━━━ The records

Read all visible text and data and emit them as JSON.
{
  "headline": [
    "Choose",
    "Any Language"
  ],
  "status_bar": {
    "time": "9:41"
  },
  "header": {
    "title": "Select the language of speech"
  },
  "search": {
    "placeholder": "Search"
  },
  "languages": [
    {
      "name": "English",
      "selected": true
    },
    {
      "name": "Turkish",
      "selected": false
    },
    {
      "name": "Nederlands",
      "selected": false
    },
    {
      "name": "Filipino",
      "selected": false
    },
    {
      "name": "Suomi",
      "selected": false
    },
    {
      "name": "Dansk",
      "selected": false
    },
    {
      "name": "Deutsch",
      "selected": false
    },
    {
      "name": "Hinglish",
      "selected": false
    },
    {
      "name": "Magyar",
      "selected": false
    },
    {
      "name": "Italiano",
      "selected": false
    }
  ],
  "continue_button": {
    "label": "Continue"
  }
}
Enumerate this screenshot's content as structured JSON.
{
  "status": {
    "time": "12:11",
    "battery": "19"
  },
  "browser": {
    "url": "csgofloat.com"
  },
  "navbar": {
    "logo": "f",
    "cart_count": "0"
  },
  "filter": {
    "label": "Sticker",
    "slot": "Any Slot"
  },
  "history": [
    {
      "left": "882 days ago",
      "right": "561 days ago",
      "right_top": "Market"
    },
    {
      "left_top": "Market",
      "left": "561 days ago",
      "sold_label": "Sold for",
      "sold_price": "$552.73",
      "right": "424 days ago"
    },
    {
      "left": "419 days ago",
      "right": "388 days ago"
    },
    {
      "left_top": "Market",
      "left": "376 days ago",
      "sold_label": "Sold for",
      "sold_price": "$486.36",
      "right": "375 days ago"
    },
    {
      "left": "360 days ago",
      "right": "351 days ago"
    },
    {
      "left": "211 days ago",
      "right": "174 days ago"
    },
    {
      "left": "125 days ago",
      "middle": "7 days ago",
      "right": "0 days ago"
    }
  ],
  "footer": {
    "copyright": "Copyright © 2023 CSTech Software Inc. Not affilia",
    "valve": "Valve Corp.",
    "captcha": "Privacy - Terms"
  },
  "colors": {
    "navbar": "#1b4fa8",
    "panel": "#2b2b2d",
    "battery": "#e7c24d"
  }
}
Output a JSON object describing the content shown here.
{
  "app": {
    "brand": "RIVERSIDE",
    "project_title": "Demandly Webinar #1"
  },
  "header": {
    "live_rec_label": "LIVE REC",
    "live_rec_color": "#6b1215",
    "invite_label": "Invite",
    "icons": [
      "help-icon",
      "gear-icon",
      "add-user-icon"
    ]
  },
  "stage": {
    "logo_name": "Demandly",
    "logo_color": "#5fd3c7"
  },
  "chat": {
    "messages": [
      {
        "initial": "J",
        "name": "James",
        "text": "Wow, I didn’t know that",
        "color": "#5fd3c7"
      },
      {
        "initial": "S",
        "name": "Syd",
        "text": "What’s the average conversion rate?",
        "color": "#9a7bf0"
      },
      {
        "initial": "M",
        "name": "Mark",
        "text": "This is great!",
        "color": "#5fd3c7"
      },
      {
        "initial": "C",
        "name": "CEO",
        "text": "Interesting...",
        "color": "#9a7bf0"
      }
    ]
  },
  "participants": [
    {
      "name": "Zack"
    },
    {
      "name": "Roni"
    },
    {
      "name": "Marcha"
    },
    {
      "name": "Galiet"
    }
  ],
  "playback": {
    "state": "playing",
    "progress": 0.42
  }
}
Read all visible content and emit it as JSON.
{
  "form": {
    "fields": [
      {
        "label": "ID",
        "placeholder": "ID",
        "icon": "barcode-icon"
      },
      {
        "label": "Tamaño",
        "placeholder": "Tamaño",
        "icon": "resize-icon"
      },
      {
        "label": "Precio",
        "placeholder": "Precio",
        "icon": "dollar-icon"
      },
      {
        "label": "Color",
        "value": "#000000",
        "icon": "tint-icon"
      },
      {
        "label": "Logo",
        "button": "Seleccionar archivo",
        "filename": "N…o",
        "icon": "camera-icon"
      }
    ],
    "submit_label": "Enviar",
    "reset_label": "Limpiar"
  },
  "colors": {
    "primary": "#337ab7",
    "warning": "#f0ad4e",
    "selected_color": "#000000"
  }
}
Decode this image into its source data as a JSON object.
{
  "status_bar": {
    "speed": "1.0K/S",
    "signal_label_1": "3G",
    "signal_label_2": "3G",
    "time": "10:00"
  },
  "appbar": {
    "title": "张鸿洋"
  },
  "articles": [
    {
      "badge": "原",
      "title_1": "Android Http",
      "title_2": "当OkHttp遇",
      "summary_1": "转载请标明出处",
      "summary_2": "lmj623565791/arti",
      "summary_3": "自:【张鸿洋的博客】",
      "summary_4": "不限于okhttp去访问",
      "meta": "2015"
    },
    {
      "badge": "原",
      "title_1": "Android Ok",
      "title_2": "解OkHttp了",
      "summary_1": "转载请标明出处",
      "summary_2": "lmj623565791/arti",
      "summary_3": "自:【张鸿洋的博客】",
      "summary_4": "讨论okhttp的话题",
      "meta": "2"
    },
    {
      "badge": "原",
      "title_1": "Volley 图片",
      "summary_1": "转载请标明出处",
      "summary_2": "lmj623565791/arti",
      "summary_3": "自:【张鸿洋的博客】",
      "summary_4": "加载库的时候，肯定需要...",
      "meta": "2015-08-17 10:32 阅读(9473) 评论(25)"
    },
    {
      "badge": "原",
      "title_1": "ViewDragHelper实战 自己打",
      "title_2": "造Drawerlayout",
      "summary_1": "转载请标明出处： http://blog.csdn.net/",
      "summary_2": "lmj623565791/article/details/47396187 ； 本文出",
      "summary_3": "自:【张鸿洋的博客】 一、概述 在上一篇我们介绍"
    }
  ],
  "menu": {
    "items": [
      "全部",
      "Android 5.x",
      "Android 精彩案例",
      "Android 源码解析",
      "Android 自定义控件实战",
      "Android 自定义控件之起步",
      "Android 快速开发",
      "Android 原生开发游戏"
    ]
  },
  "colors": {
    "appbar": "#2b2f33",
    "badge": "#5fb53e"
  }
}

━━━━━━

Written instruction.
Extract the full listing above without alteration.

Solved exercise.
Read all visible text and data and emit them as JSON.
{
  "headline": [
    "Choose",
    "Any Language"
  ],
  "status_bar": {
    "time": "9:41"
  },
  "header": {
    "title": "Select the language of speech"
  },
  "search": {
    "placeholder": "Search"
  },
  "languages": [
    {
      "name": "English",
      "selected": true
    },
    {
      "name": "Turkish",
      "selected": false
    },
    {
      "name": "Nederlands",
      "selected": false
    },
    {
      "name": "Filipino",
      "selected": false
    },
    {
      "name": "Suomi",
      "selected": false
    },
    {
      "name": "Dansk",
      "selected": false
    },
    {
      "name": "Deutsch",
      "selected": false
    },
    {
      "name": "Hinglish",
      "selected": false
    },
    {
      "name": "Magyar",
      "selected": false
    },
    {
      "name": "Italiano",
      "selected": false
    }
  ],
  "continue_button": {
    "label": "Continue"
  }
}
Enumerate this screenshot's content as structured JSON.
{
  "status": {
    "time": "12:11",
    "battery": "19"
  },
  "browser": {
    "url": "csgofloat.com"
  },
  "navbar": {
    "logo": "f",
    "cart_count": "0"
  },
  "filter": {
    "label": "Sticker",
    "slot": "Any Slot"
  },
  "history": [
    {
      "left": "882 days ago",
      "right": "561 days ago",
      "right_top": "Market"
    },
    {
      "left_top": "Market",
      "left": "561 days ago",
      "sold_label": "Sold for",
      "sold_price": "$552.73",
      "right": "424 days ago"
    },
    {
      "left": "419 days ago",
      "right": "388 days ago"
    },
    {
      "left_top": "Market",
      "left": "376 days ago",
      "sold_label": "Sold for",
      "sold_price": "$486.36",
      "right": "375 days ago"
    },
    {
      "left": "360 days ago",
      "right": "351 days ago"
    },
    {
      "left": "211 days ago",
      "right": "174 days ago"
    },
    {
      "left": "125 days ago",
      "middle": "7 days ago",
      "right": "0 days ago"
    }
  ],
  "footer": {
    "copyright": "Copyright © 2023 CSTech Software Inc. Not affilia",
    "valve": "Valve Corp.",
    "captcha": "Privacy - Terms"
  },
  "colors": {
    "navbar": "#1b4fa8",
    "panel": "#2b2b2d",
    "battery": "#e7c24d"
  }
}
Output a JSON object describing the content shown here.
{
  "app": {
    "brand": "RIVERSIDE",
    "project_title": "Demandly Webinar #1"
  },
  "header": {
    "live_rec_label": "LIVE REC",
    "live_rec_color": "#6b1215",
    "invite_label": "Invite",
    "icons": [
      "help-icon",
      "gear-icon",
      "add-user-icon"
    ]
  },
  "stage": {
    "logo_name": "Demandly",
    "logo_color": "#5fd3c7"
  },
  "chat": {
    "messages": [
      {
        "initial": "J",
        "name": "James",
        "text": "Wow, I didn’t know that",
        "color": "#5fd3c7"
      },
      {
        "initial": "S",
        "name": "Syd",
        "text": "What’s the average conversion rate?",
        "color": "#9a7bf0"
      },
      {
        "initial": "M",
        "name": "Mark",
        "text": "This is great!",
        "color": "#5fd3c7"
      },
      {
        "initial": "C",
        "name": "CEO",
        "text": "Interesting...",
        "color": "#9a7bf0"
      }
    ]
  },
  "participants": [
    {
      "name": "Zack"
    },
    {
      "name": "Roni"
    },
    {
      "name": "Marcha"
    },
    {
      "name": "Galiet"
    }
  ],
  "playback": {
    "state": "playing",
    "progress": 0.42
  }
}
Read all visible content and emit it as JSON.
{
  "form": {
    "fields": [
      {
        "label": "ID",
        "placeholder": "ID",
        "icon": "barcode-icon"
      },
      {
        "label": "Tamaño",
        "placeholder": "Tamaño",
        "icon": "resize-icon"
      },
      {
        "label": "Precio",
        "placeholder": "Precio",
        "icon": "dollar-icon"
      },
      {
        "label": "Color",
        "value": "#000000",
        "icon": "tint-icon"
      },
      {
        "label": "Logo",
        "button": "Seleccionar archivo",
        "filename": "N…o",
        "icon": "camera-icon"
      }
    ],
    "submit_label": "Enviar",
    "reset_label": "Limpiar"
  },
  "colors": {
    "primary": "#337ab7",
    "warning": "#f0ad4e",
    "selected_color": "#000000"
  }
}
Decode this image into its source data as a JSON object.
{
  "status_bar": {
    "speed": "1.0K/S",
    "signal_label_1": "3G",
    "signal_label_2": "3G",
    "time": "10:00"
  },
  "appbar": {
    "title": "张鸿洋"
  },
  "articles": [
    {
      "badge": "原",
      "title_1": "Android Http",
      "title_2": "当OkHttp遇",
      "summary_1": "转载请标明出处",
      "summary_2": "lmj623565791/arti",
      "summary_3": "自:【张鸿洋的博客】",
      "summary_4": "不限于okhttp去访问",
      "meta": "2015"
    },
    {
      "badge": "原",
      "title_1": "Android Ok",
      "title_2": "解OkHttp了",
      "summary_1": "转载请标明出处",
      "summary_2": "lmj623565791/arti",
      "summary_3": "自:【张鸿洋的博客】",
      "summary_4": "讨论okhttp的话题",
      "meta": "2"
    },
    {
      "badge": "原",
      "title_1": "Volley 图片",
      "summary_1": "转载请标明出处",
      "summary_2": "lmj623565791/arti",
      "summary_3": "自:【张鸿洋的博客】",
      "summary_4": "加载库的时候，肯定需要...",
      "meta": "2015-08-17 10:32 阅读(9473) 评论(25)"
    },
    {
      "badge": "原",
      "title_1": "ViewDragHelper实战 自己打",
      "title_2": "造Drawerlayout",
      "summary_1": "转载请标明出处： http://blog.csdn.net/",
      "summary_2": "lmj623565791/article/details/47396187 ； 本文出",
      "summary_3": "自:【张鸿洋的博客】 一、概述 在上一篇我们介绍"
    }
  ],
  "menu": {
    "items": [
      "全部",
      "Android 5.x",
      "Android 精彩案例",
      "Android 源码解析",
      "Android 自定义控件实战",
      "Android 自定义控件之起步",
      "Android 快速开发",
      "Android 原生开发游戏"
    ]
  },
  "colors": {
    "appbar": "#2b2f33",
    "badge": "#5fb53e"
  }
}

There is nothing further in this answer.